Dataset excerpt:
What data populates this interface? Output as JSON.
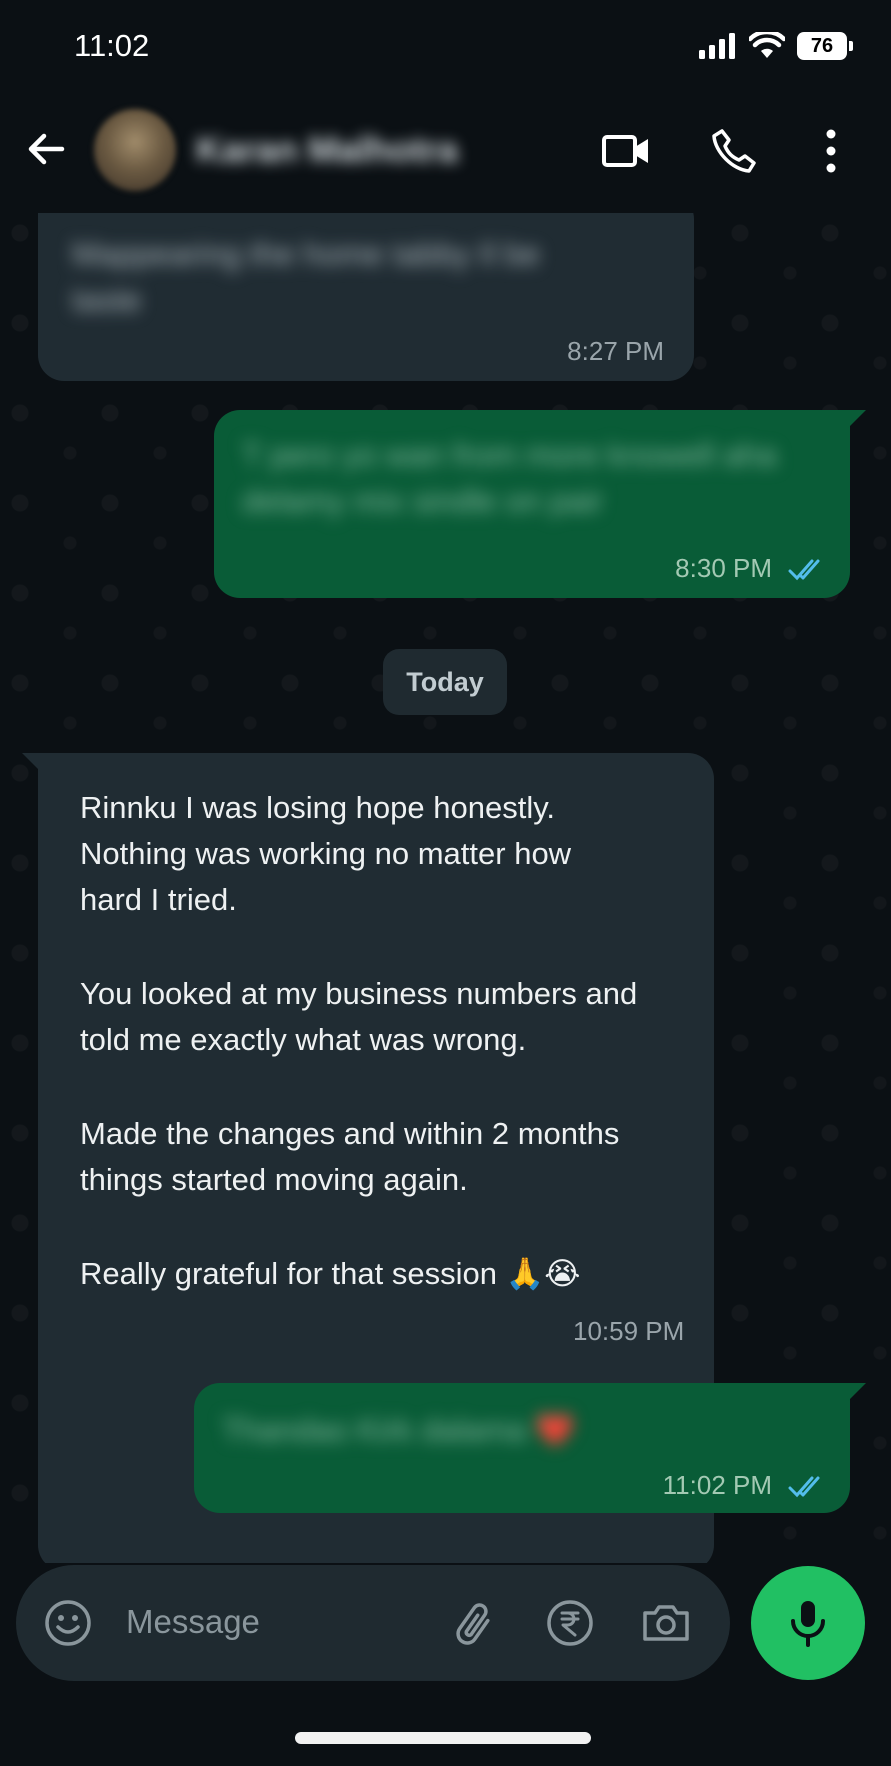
{
  "status_bar": {
    "time": "11:02",
    "battery": "76"
  },
  "header": {
    "contact_name": "Karan Malhotra"
  },
  "messages": [
    {
      "direction": "in",
      "text": "Mappearing the home tabby Il be taste",
      "time": "8:27 PM"
    },
    {
      "direction": "out",
      "text": "T pero yo wan from more knowell aha delamy mix sindle on pair",
      "time": "8:30 PM"
    },
    {
      "direction": "date",
      "text": "Today"
    },
    {
      "direction": "in",
      "paragraphs": [
        "Rinnku I was losing hope honestly. Nothing was working no matter how hard I tried.",
        "You looked at my business numbers and told me exactly what was wrong.",
        "Made the changes and within 2 months things started moving again.",
        "Really grateful for that session 🙏😭"
      ],
      "time": "10:59 PM"
    },
    {
      "direction": "out",
      "text": "Thandao Kirk dalama ❤️",
      "time": "11:02 PM"
    }
  ],
  "composer": {
    "placeholder": "Message"
  },
  "colors": {
    "accent": "#21c063",
    "outgoing": "#095c37",
    "incoming": "#202c33",
    "read_ticks": "#53bdeb"
  }
}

- [Exercise directions] Copy all lines from the material that include "time".

- [Result below]
    "time": "11:02",
      "time": "8:27 PM"
      "time": "8:30 PM"
      "time": "10:59 PM"
      "time": "11:02 PM"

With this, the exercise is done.